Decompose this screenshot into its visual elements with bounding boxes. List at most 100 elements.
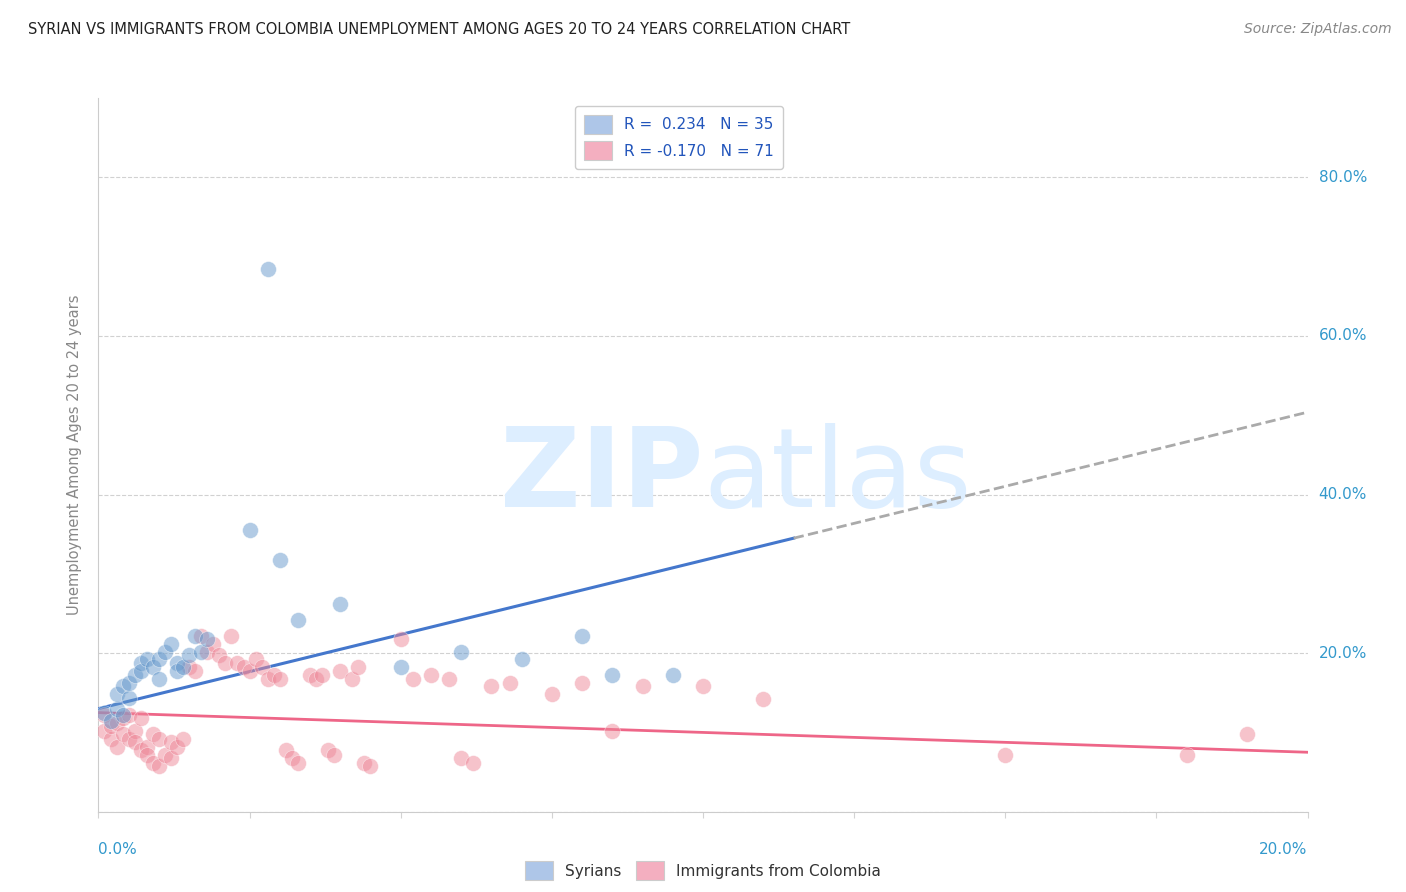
===
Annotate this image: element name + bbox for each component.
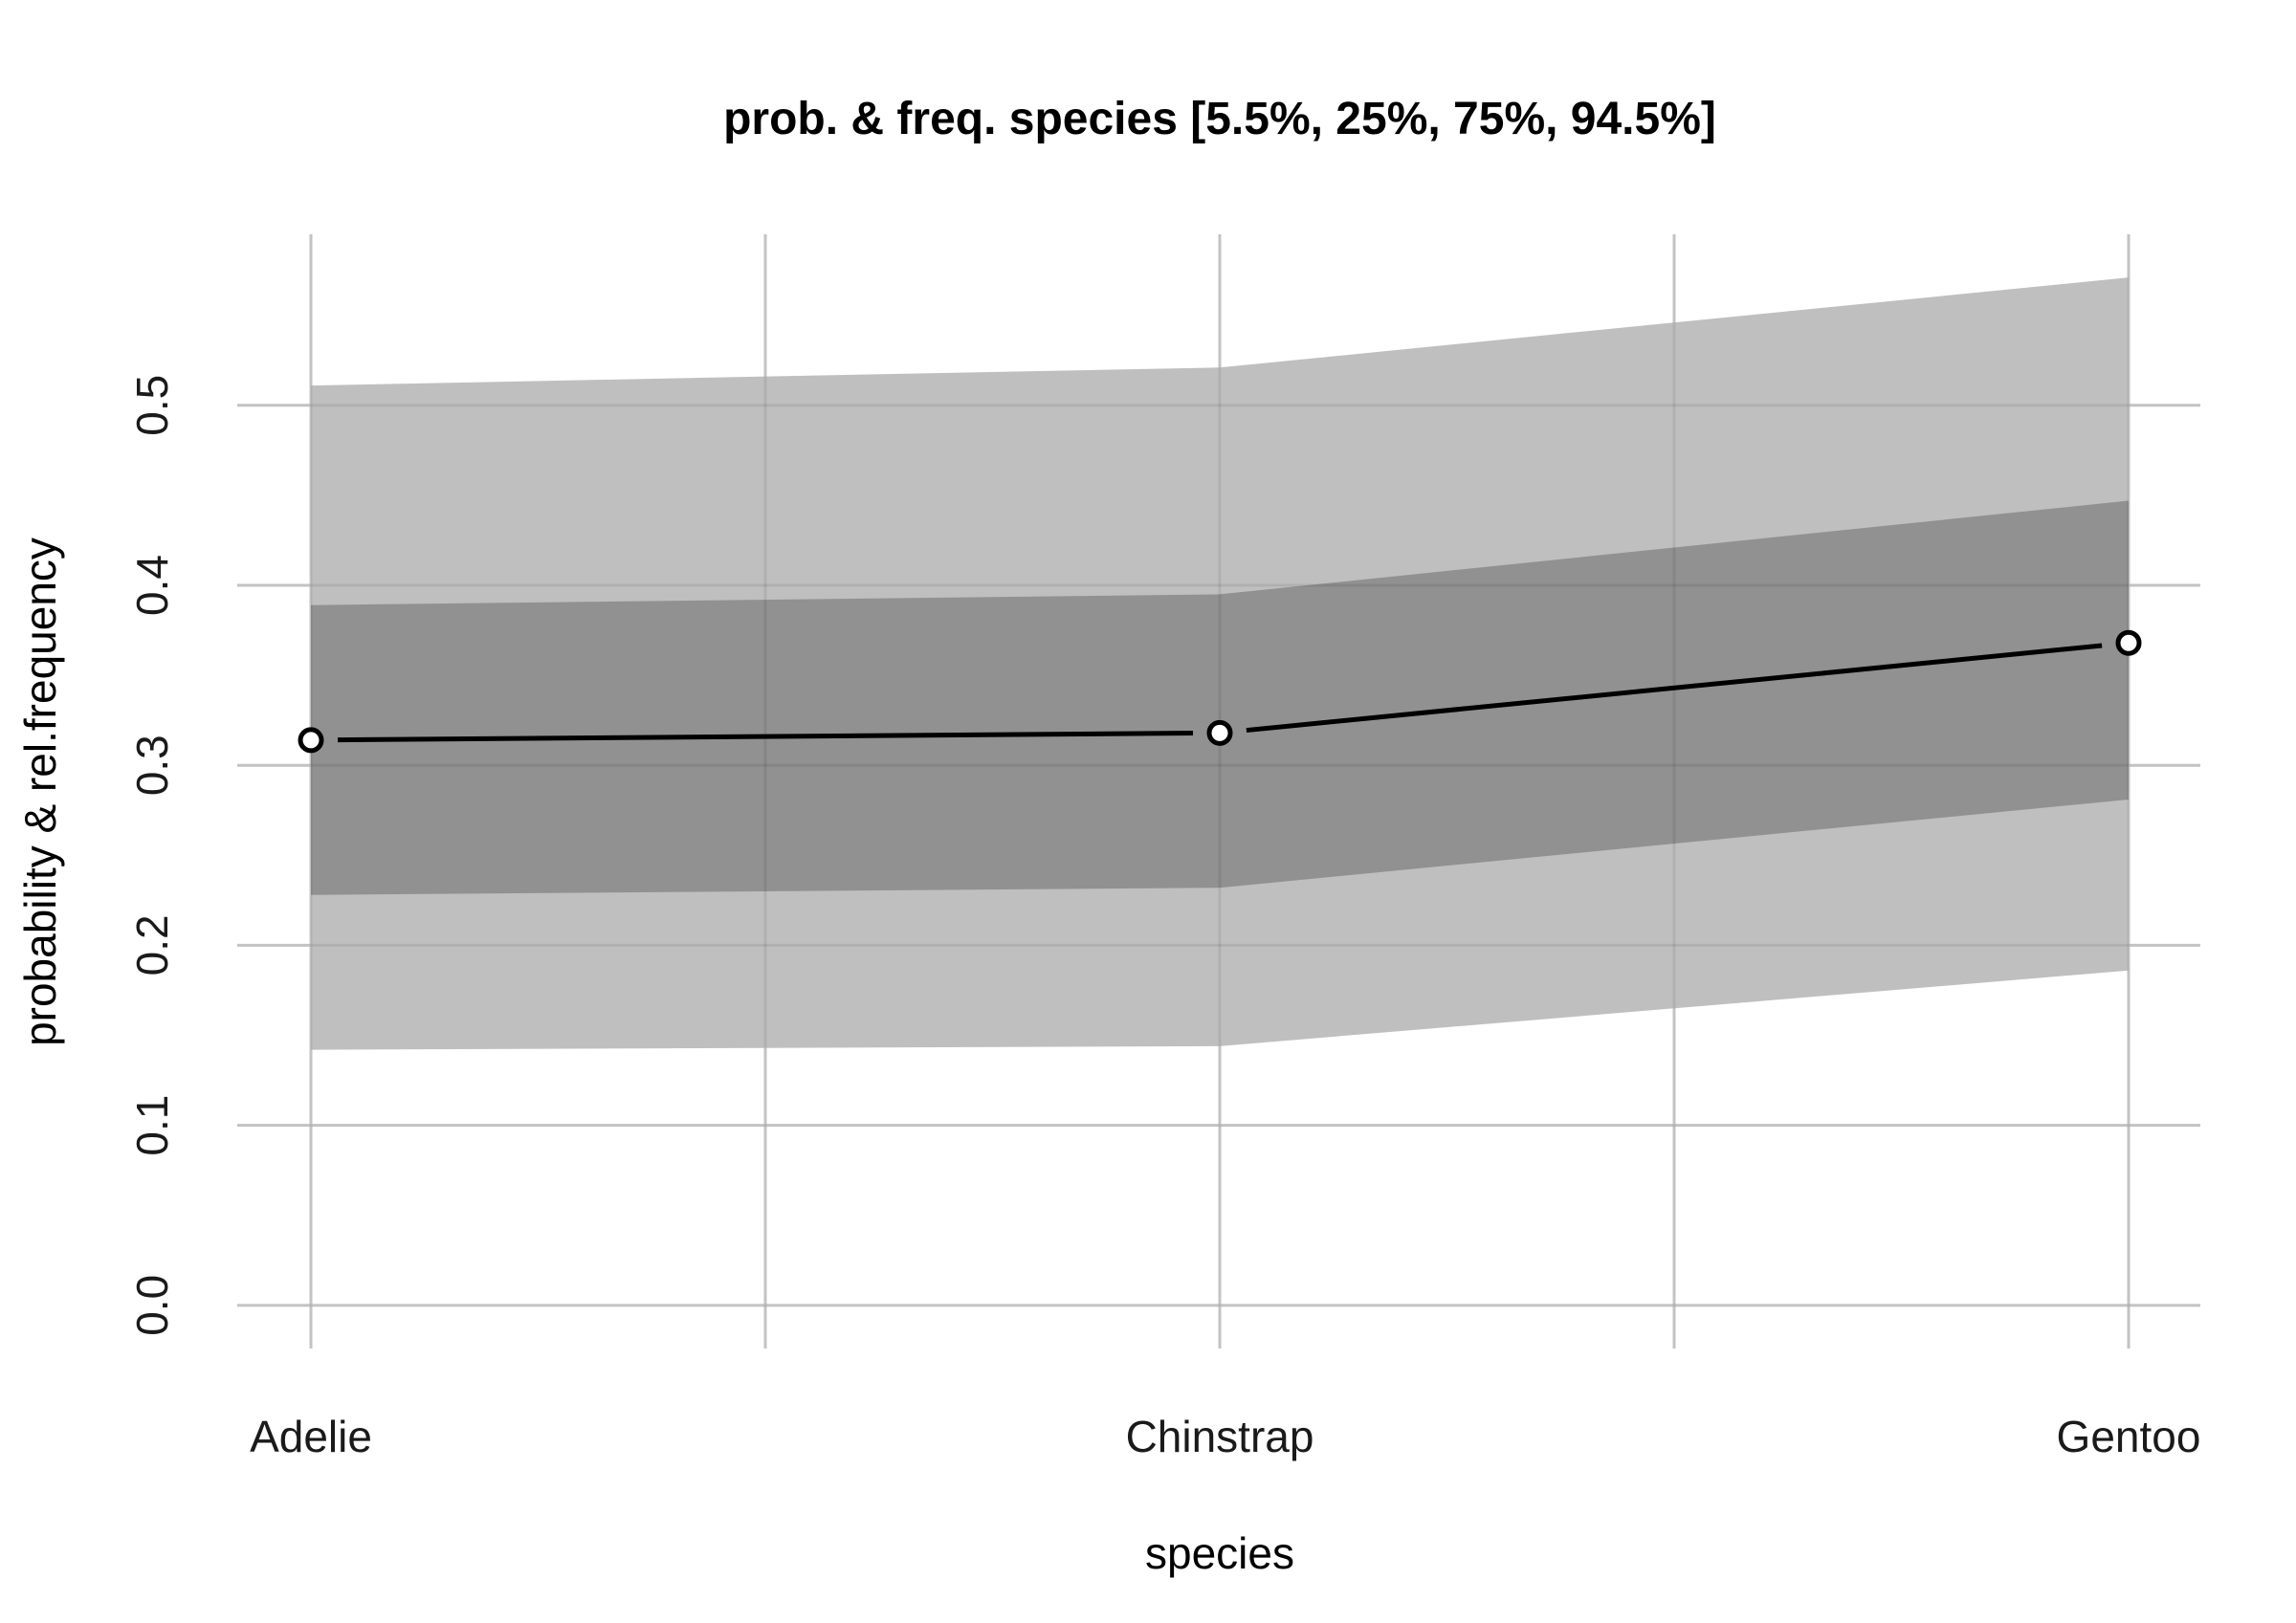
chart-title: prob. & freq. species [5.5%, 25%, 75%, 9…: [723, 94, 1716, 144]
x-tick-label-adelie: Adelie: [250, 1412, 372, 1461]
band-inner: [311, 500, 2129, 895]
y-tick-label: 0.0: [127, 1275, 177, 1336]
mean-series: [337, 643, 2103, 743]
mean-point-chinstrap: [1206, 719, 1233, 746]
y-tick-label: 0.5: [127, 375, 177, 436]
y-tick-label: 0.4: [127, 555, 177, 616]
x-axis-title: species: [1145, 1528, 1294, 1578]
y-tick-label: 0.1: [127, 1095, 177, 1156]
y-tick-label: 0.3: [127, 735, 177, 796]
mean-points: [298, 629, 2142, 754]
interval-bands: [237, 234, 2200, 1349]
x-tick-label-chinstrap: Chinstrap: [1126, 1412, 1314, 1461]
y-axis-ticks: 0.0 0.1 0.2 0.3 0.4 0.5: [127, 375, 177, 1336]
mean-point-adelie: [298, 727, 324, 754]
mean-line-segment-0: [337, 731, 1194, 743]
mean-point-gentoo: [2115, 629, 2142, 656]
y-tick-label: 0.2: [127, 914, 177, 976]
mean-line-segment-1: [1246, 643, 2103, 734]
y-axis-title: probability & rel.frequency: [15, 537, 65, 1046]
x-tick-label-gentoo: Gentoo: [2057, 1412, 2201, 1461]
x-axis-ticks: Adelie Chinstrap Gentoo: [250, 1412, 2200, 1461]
===
Reproduce the listing above verbatim, from the line containing "Annotate this image: element" through the line containing "x-tick-label-chinstrap: Chinstrap: [1126, 1412, 1314, 1461]", leaving out any pictures.

# Answer in full:
Annotate this image: element name + bbox for each component.
chart-title: prob. & freq. species [5.5%, 25%, 75%, 9…: [723, 94, 1716, 144]
x-tick-label-adelie: Adelie: [250, 1412, 372, 1461]
band-inner: [311, 500, 2129, 895]
y-tick-label: 0.0: [127, 1275, 177, 1336]
mean-series: [337, 643, 2103, 743]
mean-point-chinstrap: [1206, 719, 1233, 746]
y-tick-label: 0.5: [127, 375, 177, 436]
y-tick-label: 0.4: [127, 555, 177, 616]
x-axis-title: species: [1145, 1528, 1294, 1578]
y-tick-label: 0.1: [127, 1095, 177, 1156]
y-tick-label: 0.3: [127, 735, 177, 796]
mean-points: [298, 629, 2142, 754]
interval-bands: [237, 234, 2200, 1349]
x-tick-label-chinstrap: Chinstrap: [1126, 1412, 1314, 1461]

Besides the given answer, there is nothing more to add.